## [Records for processing]
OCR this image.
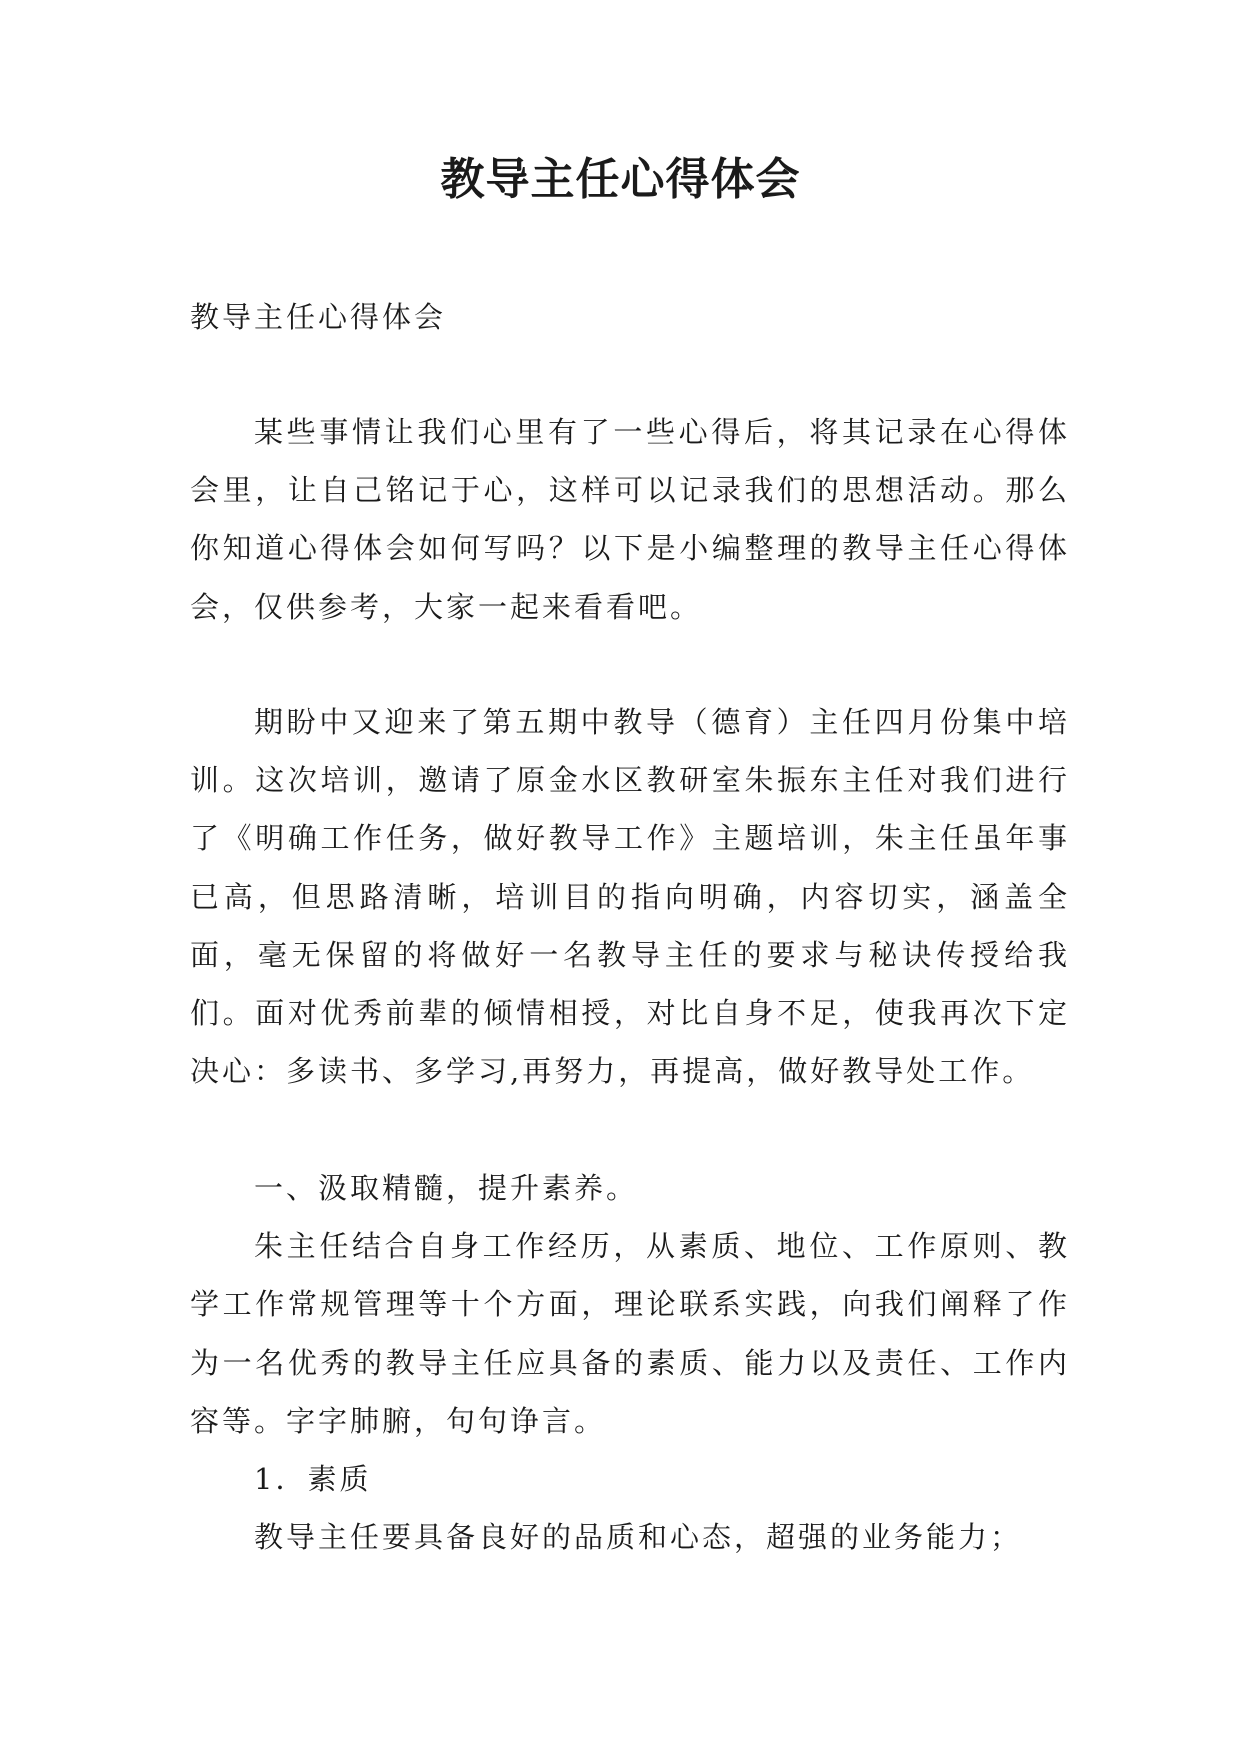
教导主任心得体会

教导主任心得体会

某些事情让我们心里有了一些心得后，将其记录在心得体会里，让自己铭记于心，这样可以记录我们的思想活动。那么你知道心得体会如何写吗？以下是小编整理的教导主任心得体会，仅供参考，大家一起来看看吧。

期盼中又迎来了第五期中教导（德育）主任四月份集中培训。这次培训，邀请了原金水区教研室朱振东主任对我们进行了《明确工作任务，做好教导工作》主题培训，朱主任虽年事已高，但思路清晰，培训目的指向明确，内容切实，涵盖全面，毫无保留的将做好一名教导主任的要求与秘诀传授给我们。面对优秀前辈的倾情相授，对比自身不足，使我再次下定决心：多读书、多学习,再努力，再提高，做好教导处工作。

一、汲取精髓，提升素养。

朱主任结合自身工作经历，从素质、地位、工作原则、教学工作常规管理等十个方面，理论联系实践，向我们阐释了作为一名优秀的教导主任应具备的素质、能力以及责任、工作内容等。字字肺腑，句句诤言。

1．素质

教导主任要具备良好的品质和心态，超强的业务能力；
--
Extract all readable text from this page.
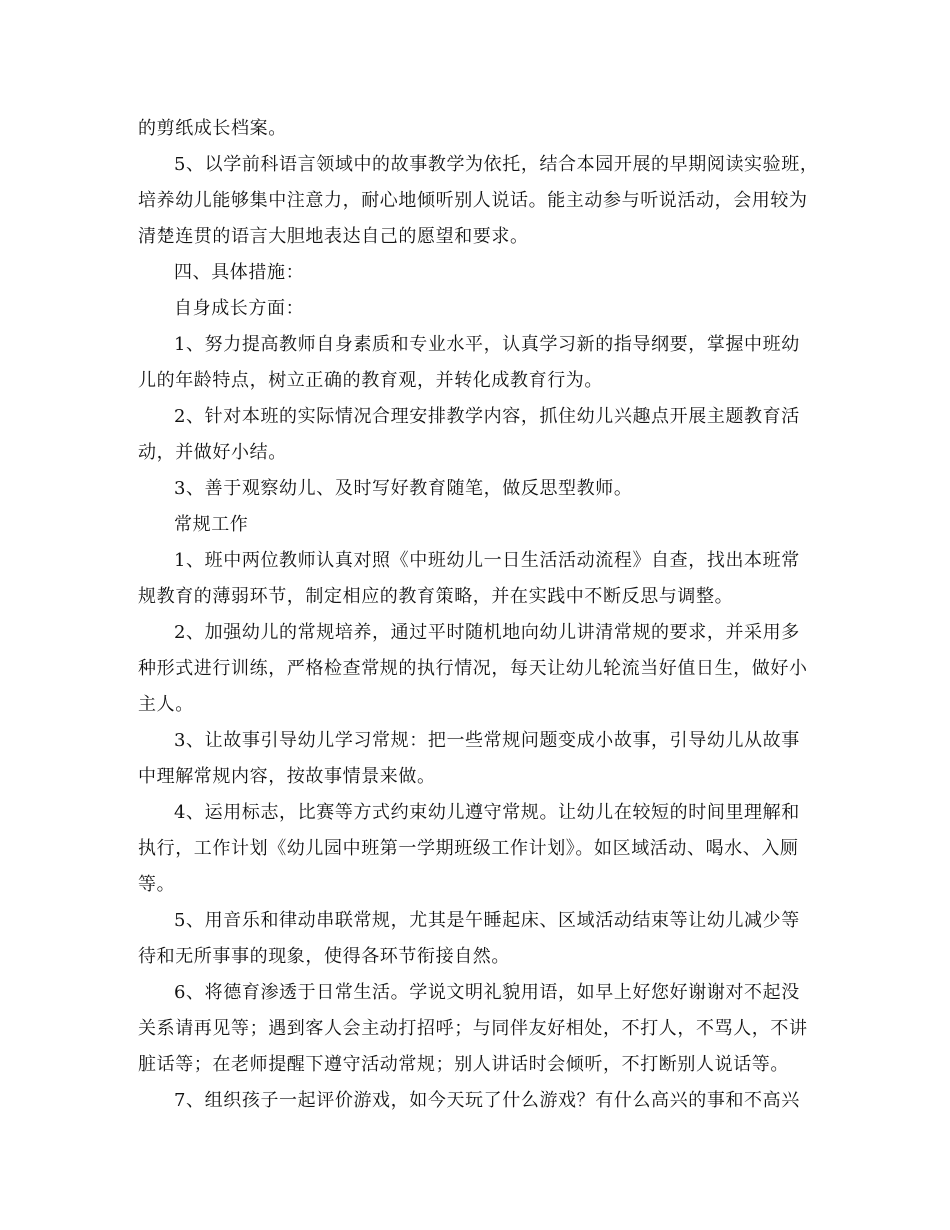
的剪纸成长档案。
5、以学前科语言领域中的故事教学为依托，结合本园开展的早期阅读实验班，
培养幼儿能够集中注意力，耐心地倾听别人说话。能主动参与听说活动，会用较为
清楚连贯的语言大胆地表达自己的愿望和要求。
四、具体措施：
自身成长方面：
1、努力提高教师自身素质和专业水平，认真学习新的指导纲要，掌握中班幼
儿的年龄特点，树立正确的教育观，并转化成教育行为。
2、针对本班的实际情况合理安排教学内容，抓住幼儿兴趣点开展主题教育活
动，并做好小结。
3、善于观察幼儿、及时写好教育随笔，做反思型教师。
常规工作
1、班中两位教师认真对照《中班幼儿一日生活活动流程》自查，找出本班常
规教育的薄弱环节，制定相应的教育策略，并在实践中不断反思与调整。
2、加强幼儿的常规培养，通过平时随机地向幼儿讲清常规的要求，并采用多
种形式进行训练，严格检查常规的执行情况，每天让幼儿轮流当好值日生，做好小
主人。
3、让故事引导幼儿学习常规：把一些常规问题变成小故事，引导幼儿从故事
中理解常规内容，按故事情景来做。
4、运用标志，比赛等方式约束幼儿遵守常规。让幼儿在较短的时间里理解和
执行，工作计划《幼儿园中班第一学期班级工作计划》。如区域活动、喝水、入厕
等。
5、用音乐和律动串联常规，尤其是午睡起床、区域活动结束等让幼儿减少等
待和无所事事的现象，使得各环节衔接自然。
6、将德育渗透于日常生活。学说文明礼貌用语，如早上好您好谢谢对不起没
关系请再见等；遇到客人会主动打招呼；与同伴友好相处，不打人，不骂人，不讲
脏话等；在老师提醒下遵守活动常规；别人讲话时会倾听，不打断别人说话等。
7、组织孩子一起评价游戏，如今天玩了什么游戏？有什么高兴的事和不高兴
==
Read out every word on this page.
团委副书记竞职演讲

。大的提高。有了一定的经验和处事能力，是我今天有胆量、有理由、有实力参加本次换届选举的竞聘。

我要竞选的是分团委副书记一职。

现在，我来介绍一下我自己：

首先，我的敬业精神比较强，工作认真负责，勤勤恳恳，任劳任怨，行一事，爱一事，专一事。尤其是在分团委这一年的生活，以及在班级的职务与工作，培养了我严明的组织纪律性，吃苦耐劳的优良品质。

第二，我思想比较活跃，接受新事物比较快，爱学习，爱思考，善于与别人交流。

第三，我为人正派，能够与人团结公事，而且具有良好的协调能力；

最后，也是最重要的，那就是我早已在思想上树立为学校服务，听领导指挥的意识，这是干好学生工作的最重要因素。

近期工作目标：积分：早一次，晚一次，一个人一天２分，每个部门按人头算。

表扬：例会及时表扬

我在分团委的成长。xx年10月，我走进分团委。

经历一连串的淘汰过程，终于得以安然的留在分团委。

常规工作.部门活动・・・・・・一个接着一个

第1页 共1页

## [Task objective]
Copy all lines from the material that contain "page".

## [Answer in full]
Extract all readable text from this page.
Read out every word on this page.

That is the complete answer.